* Written exercise
Print the line containing "Extract all readable text from this page." and each line after it through the end, please, with nothing added.
:::::
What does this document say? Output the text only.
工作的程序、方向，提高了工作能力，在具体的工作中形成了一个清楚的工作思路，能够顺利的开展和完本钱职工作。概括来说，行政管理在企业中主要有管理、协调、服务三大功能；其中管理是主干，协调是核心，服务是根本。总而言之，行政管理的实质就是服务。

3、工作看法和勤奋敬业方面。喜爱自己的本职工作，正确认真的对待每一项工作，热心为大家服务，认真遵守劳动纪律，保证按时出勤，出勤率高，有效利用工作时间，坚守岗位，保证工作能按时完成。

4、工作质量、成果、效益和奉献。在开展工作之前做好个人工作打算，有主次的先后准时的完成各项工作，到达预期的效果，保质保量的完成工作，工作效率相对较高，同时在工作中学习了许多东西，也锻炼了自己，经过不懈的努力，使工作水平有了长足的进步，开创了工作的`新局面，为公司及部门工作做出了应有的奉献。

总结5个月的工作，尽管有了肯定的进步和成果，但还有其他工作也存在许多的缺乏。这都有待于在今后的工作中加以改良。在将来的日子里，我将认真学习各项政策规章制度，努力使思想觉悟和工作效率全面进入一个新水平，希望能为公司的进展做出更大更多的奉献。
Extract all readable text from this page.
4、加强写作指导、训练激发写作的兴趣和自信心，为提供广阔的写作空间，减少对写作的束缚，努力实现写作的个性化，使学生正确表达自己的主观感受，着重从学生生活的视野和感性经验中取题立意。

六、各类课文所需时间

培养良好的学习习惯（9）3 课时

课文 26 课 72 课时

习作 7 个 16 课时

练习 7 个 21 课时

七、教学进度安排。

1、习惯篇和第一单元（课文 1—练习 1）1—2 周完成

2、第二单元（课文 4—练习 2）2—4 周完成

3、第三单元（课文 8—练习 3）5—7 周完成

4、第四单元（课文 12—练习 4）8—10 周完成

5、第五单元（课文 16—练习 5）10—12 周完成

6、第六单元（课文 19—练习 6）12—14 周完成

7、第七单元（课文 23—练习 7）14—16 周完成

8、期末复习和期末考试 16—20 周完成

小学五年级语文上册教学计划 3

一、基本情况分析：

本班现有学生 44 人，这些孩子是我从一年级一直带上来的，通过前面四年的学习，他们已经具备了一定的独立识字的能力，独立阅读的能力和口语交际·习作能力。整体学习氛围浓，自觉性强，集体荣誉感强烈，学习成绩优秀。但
:::::
* Output of the exercise
Extract all readable text from this page.
4、加强写作指导、训练激发写作的兴趣和自信心，为提供广阔的写作空间，减少对写作的束缚，努力实现写作的个性化，使学生正确表达自己的主观感受，着重从学生生活的视野和感性经验中取题立意。

六、各类课文所需时间

培养良好的学习习惯（9）3 课时

课文 26 课 72 课时

习作 7 个 16 课时

练习 7 个 21 课时

七、教学进度安排。

1、习惯篇和第一单元（课文 1—练习 1）1—2 周完成

2、第二单元（课文 4—练习 2）2—4 周完成

3、第三单元（课文 8—练习 3）5—7 周完成

4、第四单元（课文 12—练习 4）8—10 周完成

5、第五单元（课文 16—练习 5）10—12 周完成

6、第六单元（课文 19—练习 6）12—14 周完成

7、第七单元（课文 23—练习 7）14—16 周完成

8、期末复习和期末考试 16—20 周完成

小学五年级语文上册教学计划 3

一、基本情况分析：

本班现有学生 44 人，这些孩子是我从一年级一直带上来的，通过前面四年的学习，他们已经具备了一定的独立识字的能力，独立阅读的能力和口语交际·习作能力。整体学习氛围浓，自觉性强，集体荣誉感强烈，学习成绩优秀。但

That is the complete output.